[Records contained in a dataset]
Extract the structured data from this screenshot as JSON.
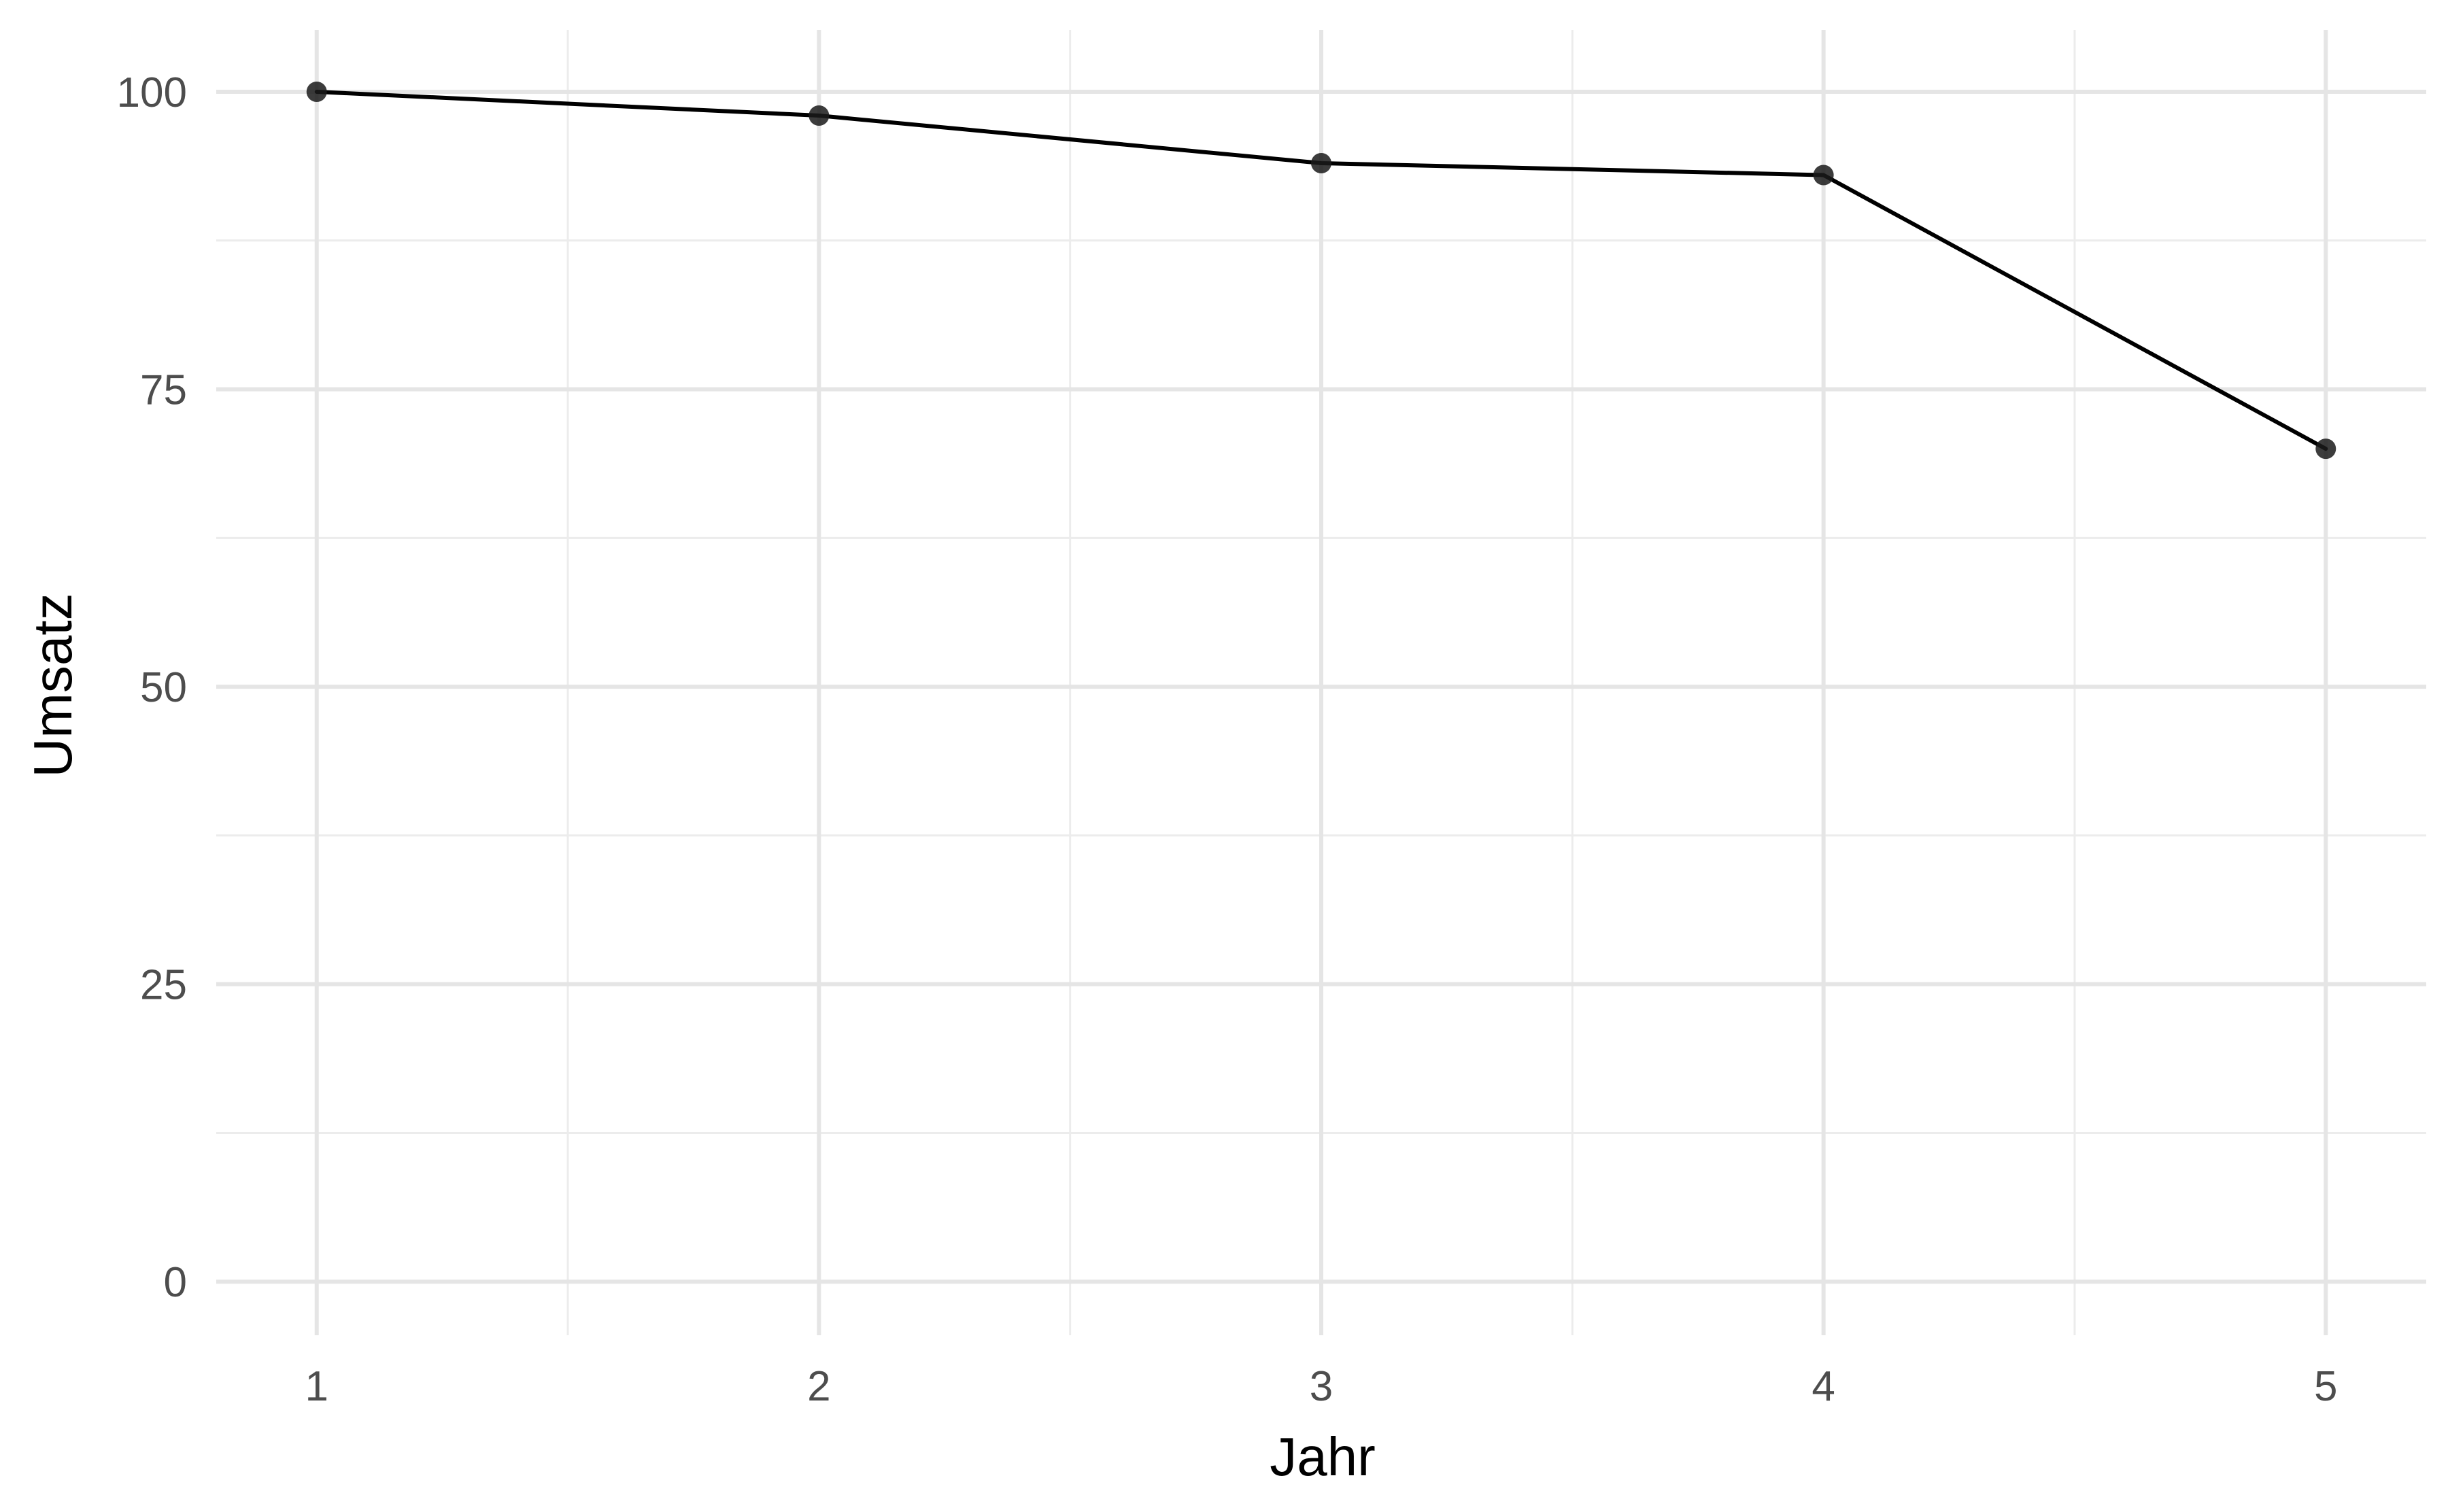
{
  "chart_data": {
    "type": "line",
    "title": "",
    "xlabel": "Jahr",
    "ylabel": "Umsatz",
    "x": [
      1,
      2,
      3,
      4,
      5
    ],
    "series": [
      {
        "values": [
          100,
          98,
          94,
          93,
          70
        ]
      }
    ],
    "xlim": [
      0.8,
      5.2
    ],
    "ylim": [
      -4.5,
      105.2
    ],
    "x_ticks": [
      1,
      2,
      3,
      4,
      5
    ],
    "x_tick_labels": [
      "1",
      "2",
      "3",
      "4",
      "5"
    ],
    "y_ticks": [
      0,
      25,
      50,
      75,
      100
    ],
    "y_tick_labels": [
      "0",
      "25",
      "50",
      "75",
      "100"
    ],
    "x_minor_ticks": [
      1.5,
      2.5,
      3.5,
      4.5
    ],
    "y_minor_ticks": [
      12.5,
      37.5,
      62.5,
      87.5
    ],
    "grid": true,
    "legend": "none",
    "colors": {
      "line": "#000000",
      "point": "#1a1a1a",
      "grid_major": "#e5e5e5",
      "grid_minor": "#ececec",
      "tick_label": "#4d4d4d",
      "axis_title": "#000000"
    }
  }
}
==
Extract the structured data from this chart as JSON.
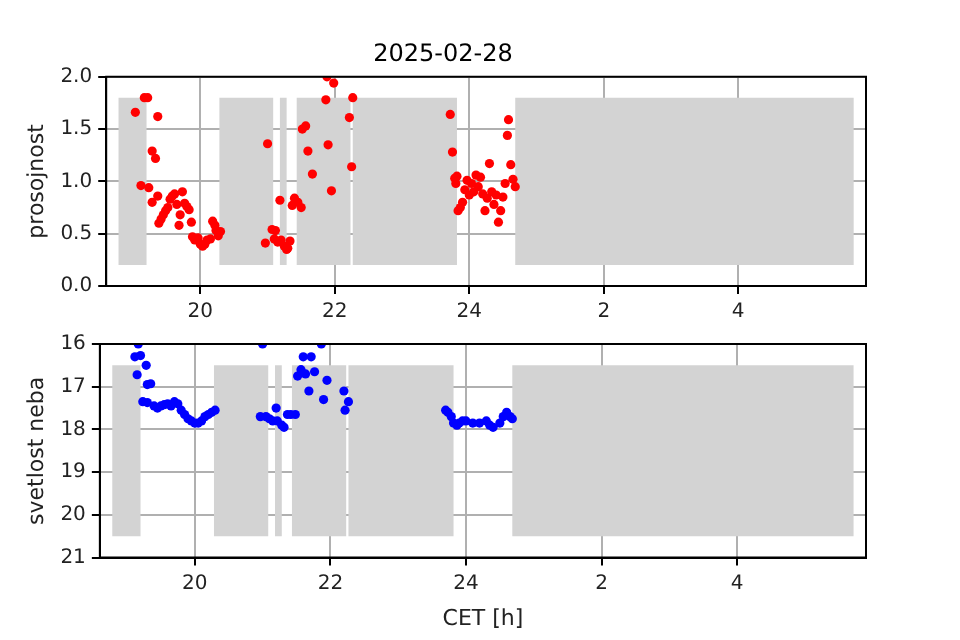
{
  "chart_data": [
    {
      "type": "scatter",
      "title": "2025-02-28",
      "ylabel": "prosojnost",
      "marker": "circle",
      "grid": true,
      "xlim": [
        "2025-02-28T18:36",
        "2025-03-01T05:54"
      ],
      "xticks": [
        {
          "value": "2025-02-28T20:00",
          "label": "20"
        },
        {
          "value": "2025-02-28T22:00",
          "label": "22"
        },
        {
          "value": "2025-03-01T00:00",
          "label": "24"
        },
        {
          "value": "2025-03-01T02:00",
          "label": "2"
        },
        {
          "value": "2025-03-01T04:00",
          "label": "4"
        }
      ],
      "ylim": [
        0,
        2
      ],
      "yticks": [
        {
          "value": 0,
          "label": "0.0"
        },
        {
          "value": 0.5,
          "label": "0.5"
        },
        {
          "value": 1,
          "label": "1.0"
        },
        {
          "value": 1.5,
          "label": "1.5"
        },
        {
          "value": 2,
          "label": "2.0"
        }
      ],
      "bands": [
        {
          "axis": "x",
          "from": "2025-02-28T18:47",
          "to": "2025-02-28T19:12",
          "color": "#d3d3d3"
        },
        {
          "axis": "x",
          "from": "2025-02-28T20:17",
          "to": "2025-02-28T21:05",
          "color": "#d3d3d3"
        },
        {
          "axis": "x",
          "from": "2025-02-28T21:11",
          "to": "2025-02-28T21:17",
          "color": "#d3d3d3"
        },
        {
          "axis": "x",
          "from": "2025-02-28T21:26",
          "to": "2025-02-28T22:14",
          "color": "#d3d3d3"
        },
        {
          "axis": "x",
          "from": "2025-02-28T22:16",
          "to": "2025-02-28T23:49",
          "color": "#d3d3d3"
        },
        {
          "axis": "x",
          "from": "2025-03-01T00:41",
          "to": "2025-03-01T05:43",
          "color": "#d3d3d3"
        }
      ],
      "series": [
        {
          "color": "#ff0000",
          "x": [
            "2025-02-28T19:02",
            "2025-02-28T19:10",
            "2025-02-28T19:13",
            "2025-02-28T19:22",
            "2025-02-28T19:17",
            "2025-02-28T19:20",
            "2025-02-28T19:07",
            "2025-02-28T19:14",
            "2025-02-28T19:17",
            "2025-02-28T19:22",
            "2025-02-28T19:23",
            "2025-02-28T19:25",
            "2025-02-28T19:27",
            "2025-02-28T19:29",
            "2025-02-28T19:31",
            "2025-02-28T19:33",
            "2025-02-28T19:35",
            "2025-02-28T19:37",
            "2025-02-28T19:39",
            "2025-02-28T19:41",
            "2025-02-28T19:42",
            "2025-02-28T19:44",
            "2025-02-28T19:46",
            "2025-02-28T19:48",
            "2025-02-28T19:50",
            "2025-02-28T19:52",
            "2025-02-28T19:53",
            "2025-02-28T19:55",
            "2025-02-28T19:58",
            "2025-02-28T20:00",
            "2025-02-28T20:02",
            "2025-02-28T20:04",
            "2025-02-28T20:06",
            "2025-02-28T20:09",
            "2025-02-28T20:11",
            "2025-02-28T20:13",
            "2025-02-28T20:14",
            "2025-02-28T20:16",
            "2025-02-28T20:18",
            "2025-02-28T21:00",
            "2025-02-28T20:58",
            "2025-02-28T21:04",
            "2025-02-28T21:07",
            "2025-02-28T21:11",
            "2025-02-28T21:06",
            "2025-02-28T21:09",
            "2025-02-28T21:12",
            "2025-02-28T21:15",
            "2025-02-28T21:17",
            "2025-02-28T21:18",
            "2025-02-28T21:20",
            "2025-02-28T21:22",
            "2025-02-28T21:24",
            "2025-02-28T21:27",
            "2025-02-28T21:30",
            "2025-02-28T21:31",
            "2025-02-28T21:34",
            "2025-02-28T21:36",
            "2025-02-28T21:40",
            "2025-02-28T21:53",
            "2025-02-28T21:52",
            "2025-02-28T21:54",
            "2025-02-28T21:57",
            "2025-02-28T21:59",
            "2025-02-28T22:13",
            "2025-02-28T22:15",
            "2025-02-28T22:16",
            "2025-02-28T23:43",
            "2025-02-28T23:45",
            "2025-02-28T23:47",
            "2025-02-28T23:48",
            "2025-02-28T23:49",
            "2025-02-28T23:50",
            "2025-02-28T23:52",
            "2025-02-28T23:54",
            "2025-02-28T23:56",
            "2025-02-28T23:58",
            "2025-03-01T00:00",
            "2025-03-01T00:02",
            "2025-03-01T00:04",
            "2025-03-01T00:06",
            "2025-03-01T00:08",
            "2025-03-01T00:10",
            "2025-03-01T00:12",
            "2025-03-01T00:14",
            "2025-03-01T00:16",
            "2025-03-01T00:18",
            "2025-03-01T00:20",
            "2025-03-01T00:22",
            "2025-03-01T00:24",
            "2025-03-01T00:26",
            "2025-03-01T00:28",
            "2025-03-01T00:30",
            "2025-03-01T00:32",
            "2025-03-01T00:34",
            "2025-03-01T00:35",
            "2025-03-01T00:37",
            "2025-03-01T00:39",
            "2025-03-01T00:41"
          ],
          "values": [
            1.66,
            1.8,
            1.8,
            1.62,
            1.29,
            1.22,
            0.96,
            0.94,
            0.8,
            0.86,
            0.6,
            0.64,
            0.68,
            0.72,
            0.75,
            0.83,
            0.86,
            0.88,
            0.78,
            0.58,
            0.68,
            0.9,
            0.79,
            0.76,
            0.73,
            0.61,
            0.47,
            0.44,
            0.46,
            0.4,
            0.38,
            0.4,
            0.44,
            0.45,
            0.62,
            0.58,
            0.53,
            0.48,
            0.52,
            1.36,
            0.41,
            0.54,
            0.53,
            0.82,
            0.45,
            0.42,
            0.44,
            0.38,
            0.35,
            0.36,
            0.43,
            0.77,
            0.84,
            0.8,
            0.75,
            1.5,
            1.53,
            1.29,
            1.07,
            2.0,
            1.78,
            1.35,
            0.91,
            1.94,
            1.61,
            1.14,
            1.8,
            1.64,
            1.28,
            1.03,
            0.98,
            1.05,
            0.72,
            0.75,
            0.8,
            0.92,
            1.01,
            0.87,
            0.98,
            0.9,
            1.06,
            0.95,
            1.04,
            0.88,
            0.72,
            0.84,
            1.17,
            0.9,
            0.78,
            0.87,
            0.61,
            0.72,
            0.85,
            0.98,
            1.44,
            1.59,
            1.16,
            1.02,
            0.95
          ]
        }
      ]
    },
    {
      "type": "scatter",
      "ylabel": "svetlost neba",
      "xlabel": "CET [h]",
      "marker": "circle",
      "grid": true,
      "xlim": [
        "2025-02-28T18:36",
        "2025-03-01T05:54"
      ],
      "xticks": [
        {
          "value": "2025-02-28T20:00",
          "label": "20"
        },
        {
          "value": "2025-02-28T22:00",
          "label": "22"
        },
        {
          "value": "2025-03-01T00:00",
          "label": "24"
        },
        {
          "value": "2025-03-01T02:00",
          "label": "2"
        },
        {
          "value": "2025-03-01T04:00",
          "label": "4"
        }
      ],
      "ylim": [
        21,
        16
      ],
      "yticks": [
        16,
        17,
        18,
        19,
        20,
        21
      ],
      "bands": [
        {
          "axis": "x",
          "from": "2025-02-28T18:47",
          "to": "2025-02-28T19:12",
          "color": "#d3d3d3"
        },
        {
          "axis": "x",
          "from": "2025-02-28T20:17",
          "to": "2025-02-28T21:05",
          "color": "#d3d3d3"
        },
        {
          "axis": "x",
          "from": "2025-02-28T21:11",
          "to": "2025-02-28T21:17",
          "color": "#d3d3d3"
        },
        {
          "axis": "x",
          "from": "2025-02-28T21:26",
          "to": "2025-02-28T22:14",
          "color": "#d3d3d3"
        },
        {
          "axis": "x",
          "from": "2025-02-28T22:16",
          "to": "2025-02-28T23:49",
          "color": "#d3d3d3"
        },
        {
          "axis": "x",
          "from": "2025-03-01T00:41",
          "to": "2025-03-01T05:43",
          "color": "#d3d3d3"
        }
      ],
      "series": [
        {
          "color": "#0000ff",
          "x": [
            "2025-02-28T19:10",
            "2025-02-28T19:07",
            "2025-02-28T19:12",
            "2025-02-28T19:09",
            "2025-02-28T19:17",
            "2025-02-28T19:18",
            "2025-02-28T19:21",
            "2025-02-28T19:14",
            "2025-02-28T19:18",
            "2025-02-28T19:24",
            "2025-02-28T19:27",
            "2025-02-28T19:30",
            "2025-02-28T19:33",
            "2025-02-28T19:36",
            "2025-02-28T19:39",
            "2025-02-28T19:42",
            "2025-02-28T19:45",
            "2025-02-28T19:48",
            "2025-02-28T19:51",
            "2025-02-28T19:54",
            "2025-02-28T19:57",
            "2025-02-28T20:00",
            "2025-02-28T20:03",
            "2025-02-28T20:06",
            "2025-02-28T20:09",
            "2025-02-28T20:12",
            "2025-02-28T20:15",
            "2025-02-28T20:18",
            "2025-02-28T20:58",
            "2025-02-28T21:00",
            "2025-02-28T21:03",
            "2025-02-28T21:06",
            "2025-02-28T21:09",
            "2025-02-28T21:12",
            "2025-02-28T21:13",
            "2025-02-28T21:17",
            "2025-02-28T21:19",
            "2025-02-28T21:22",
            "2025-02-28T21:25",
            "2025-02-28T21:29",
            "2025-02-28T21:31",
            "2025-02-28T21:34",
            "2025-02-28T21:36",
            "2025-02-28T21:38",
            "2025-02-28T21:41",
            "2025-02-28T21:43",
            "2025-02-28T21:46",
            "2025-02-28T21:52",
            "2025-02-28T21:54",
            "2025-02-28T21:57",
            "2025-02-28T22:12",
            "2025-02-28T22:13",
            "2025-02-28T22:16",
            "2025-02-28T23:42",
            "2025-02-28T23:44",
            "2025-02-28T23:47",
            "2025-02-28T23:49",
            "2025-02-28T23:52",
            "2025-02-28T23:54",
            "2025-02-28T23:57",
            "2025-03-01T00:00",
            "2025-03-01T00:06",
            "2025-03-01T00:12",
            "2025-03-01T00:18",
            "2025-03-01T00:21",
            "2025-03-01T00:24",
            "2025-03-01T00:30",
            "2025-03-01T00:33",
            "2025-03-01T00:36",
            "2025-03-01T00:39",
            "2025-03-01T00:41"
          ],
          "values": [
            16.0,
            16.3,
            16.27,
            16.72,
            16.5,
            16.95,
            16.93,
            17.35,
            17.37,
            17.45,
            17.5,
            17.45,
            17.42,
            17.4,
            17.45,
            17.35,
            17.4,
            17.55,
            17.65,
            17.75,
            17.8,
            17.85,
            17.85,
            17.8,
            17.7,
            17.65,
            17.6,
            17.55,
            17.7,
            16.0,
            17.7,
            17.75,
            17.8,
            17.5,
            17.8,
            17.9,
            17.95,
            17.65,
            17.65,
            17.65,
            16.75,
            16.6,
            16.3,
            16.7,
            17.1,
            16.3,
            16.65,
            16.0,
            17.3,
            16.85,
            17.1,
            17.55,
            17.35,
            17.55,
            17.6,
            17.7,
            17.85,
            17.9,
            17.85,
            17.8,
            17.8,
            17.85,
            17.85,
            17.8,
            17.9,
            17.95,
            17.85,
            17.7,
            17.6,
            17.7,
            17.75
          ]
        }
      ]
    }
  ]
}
...
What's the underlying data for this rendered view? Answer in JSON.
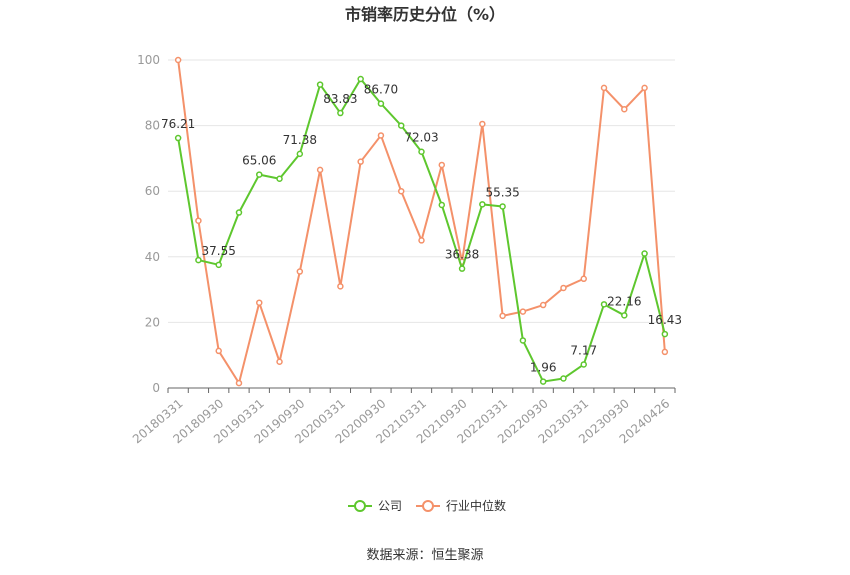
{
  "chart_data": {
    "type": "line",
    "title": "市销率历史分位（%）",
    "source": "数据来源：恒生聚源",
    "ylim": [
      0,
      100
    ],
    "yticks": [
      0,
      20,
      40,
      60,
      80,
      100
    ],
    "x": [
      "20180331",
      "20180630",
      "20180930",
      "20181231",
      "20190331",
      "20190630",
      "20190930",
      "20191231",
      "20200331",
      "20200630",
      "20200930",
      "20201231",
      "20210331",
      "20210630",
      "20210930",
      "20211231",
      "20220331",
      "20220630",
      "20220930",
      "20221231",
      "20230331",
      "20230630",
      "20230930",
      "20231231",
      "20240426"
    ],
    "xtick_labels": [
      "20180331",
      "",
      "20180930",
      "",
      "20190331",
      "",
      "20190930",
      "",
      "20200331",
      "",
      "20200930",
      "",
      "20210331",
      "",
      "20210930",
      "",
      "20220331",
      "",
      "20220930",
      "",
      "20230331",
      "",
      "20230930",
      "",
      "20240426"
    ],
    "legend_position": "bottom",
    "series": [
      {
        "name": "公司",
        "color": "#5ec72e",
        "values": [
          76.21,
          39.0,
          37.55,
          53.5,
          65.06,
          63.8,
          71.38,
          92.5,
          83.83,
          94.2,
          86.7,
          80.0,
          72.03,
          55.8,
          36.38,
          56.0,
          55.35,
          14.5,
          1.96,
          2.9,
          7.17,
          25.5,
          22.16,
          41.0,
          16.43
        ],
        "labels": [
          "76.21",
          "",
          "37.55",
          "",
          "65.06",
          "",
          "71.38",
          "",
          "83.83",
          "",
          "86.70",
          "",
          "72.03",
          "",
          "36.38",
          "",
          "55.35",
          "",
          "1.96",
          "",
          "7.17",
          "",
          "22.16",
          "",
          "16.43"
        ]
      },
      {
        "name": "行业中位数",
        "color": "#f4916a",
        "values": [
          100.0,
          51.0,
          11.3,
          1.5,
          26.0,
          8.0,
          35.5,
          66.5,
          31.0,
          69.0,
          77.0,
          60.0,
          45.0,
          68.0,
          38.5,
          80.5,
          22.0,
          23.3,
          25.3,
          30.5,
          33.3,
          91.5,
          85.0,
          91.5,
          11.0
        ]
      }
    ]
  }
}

• _BRIEF_:
Determine how many lines above contain "JSON" as a word or string. Give the number alone.

• _ANSWER TO THIS TASK_:
3